# Texto de estudio
• • • • •
Enigmas (2)

Más enigmas a resolver. Para ello es recomendable huir de la línea de pensamiento lineal que nos lleva a un punto muerto o a un imposible, y buscar soluciones alternativas o, lo que es lo mismo, usa una línea de pensamiento lateral.

Ahí van un par de enigmas.

En un examen oral, un alumno no ha respondido correctamente a ninguna de las preguntas del profesor, por lo que éste se dispone a suspenderle. El alumno le reclama insistentemente una última oportunidad. El profesor accede y le dice: «De acuerdo, si me respondes bien a la última pregunta te aprobaré; en caso contrario te suspenderé todo el curso». El alumno acepta y el profesor, que no estaba dispuesto a aprobar a semejante energúmeno, le pregunta: ¿Cuántas estrellas hay en la Vía Láctea?». El estudiante pone cara de estar calculando y responde con seguridad: «Ciento cincuenta y cuatro billones novecientas sesenta y tres mil doscientos diez millones quinientas veinticuatro mil seiscientas doce». El maestro, anonadado, replica: ¿Y cómo lo sabes?
• • • • •
# Datos proporcionados
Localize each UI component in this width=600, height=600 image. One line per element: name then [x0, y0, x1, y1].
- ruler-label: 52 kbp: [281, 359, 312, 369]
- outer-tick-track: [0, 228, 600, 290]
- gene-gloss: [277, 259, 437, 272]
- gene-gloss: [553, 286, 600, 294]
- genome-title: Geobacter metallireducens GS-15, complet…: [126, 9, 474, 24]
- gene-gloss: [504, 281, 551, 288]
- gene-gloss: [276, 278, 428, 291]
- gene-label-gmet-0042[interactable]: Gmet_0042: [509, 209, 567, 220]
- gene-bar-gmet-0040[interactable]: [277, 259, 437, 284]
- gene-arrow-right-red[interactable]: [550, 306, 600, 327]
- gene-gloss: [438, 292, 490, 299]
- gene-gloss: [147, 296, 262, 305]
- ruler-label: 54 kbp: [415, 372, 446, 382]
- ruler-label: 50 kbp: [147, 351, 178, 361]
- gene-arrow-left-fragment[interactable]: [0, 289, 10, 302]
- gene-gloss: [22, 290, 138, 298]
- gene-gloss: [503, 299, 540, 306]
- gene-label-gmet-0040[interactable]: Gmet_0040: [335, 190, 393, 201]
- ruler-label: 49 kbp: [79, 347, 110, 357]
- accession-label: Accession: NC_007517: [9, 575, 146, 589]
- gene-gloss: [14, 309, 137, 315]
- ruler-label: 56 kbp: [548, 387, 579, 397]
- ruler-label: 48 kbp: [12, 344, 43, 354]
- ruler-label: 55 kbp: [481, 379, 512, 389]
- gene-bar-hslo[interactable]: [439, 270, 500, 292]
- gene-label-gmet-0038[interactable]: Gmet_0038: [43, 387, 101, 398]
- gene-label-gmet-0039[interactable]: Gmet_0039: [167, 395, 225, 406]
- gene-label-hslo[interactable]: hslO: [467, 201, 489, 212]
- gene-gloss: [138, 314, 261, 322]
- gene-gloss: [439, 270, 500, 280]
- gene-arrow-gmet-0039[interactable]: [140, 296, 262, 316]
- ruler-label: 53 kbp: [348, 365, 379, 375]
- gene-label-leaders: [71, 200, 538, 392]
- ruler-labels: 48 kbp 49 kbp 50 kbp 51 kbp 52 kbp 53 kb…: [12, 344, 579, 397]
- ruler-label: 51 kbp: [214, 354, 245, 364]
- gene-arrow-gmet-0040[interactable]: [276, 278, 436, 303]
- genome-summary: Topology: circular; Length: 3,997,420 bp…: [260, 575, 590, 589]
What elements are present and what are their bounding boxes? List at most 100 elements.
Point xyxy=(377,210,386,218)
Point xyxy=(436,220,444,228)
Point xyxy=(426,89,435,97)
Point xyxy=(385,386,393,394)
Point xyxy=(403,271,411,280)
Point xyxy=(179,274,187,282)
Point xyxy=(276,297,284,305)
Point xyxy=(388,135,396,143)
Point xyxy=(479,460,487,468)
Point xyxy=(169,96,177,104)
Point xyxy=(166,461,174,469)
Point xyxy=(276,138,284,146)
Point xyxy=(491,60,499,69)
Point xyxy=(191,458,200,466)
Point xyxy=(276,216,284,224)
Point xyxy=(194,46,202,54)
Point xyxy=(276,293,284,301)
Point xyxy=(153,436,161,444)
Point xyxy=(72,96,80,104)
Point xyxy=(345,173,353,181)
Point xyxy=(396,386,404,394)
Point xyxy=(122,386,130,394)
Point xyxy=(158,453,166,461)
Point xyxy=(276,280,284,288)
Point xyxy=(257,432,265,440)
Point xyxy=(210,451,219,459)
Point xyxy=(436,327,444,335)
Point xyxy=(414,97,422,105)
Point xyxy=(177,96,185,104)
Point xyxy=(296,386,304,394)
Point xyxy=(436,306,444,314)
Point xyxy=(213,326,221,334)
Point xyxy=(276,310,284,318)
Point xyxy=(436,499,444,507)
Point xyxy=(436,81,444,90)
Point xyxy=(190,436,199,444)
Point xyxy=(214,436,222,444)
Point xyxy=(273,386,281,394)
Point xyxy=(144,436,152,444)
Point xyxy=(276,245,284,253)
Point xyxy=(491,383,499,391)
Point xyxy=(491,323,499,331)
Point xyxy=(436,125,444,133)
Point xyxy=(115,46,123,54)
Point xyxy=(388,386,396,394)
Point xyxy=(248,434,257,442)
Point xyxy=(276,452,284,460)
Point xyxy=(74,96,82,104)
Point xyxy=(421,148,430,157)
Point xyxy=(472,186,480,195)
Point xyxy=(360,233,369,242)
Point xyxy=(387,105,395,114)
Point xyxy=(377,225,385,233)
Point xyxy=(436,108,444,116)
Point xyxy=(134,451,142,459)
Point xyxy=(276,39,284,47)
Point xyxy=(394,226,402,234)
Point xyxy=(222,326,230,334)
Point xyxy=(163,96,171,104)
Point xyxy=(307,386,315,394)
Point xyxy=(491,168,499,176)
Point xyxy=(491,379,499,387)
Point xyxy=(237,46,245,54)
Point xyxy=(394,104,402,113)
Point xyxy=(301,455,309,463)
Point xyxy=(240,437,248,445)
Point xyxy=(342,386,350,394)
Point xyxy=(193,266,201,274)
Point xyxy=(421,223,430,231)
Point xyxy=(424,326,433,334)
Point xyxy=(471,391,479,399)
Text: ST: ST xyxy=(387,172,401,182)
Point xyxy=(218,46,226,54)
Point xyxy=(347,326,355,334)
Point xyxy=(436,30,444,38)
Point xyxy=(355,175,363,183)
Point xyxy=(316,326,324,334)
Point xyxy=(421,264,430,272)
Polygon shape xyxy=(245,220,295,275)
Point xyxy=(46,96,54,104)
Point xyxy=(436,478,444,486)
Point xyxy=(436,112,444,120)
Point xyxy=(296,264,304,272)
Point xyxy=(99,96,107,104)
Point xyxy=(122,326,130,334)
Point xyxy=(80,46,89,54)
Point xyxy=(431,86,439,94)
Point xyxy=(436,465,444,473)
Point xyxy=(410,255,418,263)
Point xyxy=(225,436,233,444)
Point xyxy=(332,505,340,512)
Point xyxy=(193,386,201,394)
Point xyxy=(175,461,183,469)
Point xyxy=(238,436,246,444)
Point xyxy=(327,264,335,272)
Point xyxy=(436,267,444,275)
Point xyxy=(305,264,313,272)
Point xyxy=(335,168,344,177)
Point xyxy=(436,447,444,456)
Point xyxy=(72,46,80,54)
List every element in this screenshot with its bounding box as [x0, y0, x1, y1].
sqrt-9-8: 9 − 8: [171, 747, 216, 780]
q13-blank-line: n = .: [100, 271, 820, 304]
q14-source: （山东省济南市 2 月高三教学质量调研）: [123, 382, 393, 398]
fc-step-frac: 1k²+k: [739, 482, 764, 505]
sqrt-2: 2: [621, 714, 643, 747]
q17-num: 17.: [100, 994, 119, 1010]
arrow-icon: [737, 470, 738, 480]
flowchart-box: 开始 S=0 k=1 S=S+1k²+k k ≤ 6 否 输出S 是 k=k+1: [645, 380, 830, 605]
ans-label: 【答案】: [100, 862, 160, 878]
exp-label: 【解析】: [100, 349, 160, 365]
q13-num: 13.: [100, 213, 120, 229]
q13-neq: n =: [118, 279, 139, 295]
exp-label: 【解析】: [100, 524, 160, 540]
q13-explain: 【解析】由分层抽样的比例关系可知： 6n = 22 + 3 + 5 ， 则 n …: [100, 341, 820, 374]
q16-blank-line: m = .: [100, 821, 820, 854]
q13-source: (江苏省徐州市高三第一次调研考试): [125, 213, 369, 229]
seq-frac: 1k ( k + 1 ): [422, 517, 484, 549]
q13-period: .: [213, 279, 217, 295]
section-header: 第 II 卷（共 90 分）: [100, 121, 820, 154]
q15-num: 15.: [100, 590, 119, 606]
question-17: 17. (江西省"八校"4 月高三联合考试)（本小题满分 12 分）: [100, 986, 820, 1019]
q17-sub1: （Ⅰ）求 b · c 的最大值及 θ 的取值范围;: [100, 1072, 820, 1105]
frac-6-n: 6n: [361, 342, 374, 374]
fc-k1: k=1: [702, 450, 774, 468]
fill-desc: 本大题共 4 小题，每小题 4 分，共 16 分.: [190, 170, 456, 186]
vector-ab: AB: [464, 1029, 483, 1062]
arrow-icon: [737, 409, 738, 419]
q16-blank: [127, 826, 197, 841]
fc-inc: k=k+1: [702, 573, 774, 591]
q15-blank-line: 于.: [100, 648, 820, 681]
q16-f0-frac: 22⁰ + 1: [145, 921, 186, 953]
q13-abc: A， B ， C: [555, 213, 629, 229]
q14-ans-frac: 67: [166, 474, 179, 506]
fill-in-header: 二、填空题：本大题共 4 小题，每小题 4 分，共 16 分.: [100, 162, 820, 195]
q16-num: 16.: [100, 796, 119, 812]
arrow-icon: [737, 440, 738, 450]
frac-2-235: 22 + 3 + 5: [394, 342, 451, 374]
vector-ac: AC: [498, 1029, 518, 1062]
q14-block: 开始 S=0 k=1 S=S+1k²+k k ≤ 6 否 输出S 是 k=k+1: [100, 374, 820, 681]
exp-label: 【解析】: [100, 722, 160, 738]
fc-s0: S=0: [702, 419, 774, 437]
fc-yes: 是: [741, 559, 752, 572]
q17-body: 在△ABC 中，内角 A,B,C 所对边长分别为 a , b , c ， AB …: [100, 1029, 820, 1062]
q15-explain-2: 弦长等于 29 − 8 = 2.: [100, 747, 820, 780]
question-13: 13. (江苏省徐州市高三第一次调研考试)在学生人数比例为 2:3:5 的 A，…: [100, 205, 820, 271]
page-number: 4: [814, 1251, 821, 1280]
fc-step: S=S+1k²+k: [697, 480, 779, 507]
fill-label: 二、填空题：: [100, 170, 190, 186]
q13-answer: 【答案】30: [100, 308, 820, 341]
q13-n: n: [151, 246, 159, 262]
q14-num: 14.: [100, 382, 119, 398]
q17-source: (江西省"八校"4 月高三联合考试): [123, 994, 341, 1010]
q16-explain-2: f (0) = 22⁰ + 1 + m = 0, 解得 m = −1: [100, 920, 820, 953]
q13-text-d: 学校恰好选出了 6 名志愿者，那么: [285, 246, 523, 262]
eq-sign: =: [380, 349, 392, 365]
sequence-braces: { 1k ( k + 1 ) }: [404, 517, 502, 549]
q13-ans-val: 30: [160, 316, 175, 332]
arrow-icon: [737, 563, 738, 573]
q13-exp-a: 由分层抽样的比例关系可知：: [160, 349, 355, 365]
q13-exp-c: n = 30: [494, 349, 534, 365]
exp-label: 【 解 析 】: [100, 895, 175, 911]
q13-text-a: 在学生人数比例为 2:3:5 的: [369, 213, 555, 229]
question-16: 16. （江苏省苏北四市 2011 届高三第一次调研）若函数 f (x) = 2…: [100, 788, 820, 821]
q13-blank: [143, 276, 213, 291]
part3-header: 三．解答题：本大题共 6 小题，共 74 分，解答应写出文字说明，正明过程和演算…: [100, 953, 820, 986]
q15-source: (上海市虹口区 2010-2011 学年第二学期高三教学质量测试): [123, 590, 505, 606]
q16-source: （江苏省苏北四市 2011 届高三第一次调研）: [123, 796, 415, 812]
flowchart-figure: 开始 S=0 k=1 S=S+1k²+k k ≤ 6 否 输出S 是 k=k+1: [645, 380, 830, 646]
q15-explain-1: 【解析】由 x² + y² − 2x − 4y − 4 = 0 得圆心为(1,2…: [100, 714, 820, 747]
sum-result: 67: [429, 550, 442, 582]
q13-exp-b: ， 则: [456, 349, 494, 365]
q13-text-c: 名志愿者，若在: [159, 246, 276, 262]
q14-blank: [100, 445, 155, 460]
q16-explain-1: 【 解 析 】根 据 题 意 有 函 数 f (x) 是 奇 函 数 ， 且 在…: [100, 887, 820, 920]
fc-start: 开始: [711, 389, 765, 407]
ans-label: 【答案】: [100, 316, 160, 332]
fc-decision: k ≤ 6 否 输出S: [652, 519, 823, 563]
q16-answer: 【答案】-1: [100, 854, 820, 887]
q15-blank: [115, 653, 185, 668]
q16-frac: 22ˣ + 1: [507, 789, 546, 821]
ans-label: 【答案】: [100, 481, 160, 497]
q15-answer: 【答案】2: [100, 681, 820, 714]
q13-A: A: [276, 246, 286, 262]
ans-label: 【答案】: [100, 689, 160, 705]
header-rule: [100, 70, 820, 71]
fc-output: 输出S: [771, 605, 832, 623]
• • • • •
# Qué se pide
Reproduce sin cambios el fragmento del texto sobre los enigmas que comienza con las palabras "Enigmas (2)" y termina con "par de enigmas.". Los datos no tienen ningún papel en este ejercicio.

# Respuesta
Enigmas (2)

Más enigmas a resolver. Para ello es recomendable huir de la línea de pensamiento lineal que nos lleva a un punto muerto o a un imposible, y buscar soluciones alternativas o, lo que es lo mismo, usa una línea de pensamiento lateral.

Ahí van un par de enigmas.